[Extracted data entries]

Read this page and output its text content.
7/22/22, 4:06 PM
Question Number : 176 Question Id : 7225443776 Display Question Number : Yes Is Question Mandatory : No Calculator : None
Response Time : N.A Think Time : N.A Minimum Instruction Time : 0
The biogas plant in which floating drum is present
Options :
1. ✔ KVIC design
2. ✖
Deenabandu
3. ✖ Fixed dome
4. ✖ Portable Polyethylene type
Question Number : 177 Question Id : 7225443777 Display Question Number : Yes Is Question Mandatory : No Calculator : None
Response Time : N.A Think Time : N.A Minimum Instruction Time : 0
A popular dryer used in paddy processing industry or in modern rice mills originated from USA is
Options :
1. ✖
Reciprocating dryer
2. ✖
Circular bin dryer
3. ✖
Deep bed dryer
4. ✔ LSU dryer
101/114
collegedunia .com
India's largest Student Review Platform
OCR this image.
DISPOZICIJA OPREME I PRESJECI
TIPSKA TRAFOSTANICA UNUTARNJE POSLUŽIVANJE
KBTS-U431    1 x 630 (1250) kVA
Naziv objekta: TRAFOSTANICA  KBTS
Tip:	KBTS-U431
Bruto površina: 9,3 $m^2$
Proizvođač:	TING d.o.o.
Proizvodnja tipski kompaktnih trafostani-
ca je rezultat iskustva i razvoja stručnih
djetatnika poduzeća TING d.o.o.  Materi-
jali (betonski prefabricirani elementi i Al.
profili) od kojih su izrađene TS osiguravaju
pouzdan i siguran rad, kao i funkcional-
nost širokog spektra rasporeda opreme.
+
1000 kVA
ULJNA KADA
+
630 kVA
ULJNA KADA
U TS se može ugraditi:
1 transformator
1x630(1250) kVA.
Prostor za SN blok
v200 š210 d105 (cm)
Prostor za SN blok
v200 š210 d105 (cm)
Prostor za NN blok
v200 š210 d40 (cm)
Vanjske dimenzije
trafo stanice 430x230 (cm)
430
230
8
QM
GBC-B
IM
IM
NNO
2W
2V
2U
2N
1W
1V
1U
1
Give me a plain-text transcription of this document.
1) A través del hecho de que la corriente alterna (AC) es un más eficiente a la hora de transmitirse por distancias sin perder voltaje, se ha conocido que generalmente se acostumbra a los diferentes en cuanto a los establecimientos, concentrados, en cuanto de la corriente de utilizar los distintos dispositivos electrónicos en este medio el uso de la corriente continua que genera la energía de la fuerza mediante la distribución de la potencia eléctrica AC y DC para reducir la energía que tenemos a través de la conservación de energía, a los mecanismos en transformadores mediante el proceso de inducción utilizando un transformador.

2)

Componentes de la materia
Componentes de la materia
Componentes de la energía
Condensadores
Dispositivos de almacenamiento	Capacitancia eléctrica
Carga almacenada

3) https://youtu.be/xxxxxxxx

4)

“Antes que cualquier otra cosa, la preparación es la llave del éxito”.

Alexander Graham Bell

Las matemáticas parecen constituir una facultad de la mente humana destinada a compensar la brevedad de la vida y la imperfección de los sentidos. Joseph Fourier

WHAT IS EXPECTED: Write out the full listing, keeping every line exactly as it is.

EXERCISE SOLUTION:
Read this page and output its text content.
7/22/22, 4:06 PM
Question Number : 176 Question Id : 7225443776 Display Question Number : Yes Is Question Mandatory : No Calculator : None
Response Time : N.A Think Time : N.A Minimum Instruction Time : 0
The biogas plant in which floating drum is present
Options :
1. ✔ KVIC design
2. ✖
Deenabandu
3. ✖ Fixed dome
4. ✖ Portable Polyethylene type
Question Number : 177 Question Id : 7225443777 Display Question Number : Yes Is Question Mandatory : No Calculator : None
Response Time : N.A Think Time : N.A Minimum Instruction Time : 0
A popular dryer used in paddy processing industry or in modern rice mills originated from USA is
Options :
1. ✖
Reciprocating dryer
2. ✖
Circular bin dryer
3. ✖
Deep bed dryer
4. ✔ LSU dryer
101/114
collegedunia .com
India's largest Student Review Platform
OCR this image.
DISPOZICIJA OPREME I PRESJECI
TIPSKA TRAFOSTANICA UNUTARNJE POSLUŽIVANJE
KBTS-U431    1 x 630 (1250) kVA
Naziv objekta: TRAFOSTANICA  KBTS
Tip:	KBTS-U431
Bruto površina: 9,3 $m^2$
Proizvođač:	TING d.o.o.
Proizvodnja tipski kompaktnih trafostani-
ca je rezultat iskustva i razvoja stručnih
djetatnika poduzeća TING d.o.o.  Materi-
jali (betonski prefabricirani elementi i Al.
profili) od kojih su izrađene TS osiguravaju
pouzdan i siguran rad, kao i funkcional-
nost širokog spektra rasporeda opreme.
+
1000 kVA
ULJNA KADA
+
630 kVA
ULJNA KADA
U TS se može ugraditi:
1 transformator
1x630(1250) kVA.
Prostor za SN blok
v200 š210 d105 (cm)
Prostor za SN blok
v200 š210 d105 (cm)
Prostor za NN blok
v200 š210 d40 (cm)
Vanjske dimenzije
trafo stanice 430x230 (cm)
430
230
8
QM
GBC-B
IM
IM
NNO
2W
2V
2U
2N
1W
1V
1U
1
Give me a plain-text transcription of this document.
1) A través del hecho de que la corriente alterna (AC) es un más eficiente a la hora de transmitirse por distancias sin perder voltaje, se ha conocido que generalmente se acostumbra a los diferentes en cuanto a los establecimientos, concentrados, en cuanto de la corriente de utilizar los distintos dispositivos electrónicos en este medio el uso de la corriente continua que genera la energía de la fuerza mediante la distribución de la potencia eléctrica AC y DC para reducir la energía que tenemos a través de la conservación de energía, a los mecanismos en transformadores mediante el proceso de inducción utilizando un transformador.

2)

Componentes de la materia
Componentes de la materia
Componentes de la energía
Condensadores
Dispositivos de almacenamiento	Capacitancia eléctrica
Carga almacenada

3) https://youtu.be/xxxxxxxx

4)

“Antes que cualquier otra cosa, la preparación es la llave del éxito”.

Alexander Graham Bell

Las matemáticas parecen constituir una facultad de la mente humana destinada a compensar la brevedad de la vida y la imperfección de los sentidos. Joseph Fourier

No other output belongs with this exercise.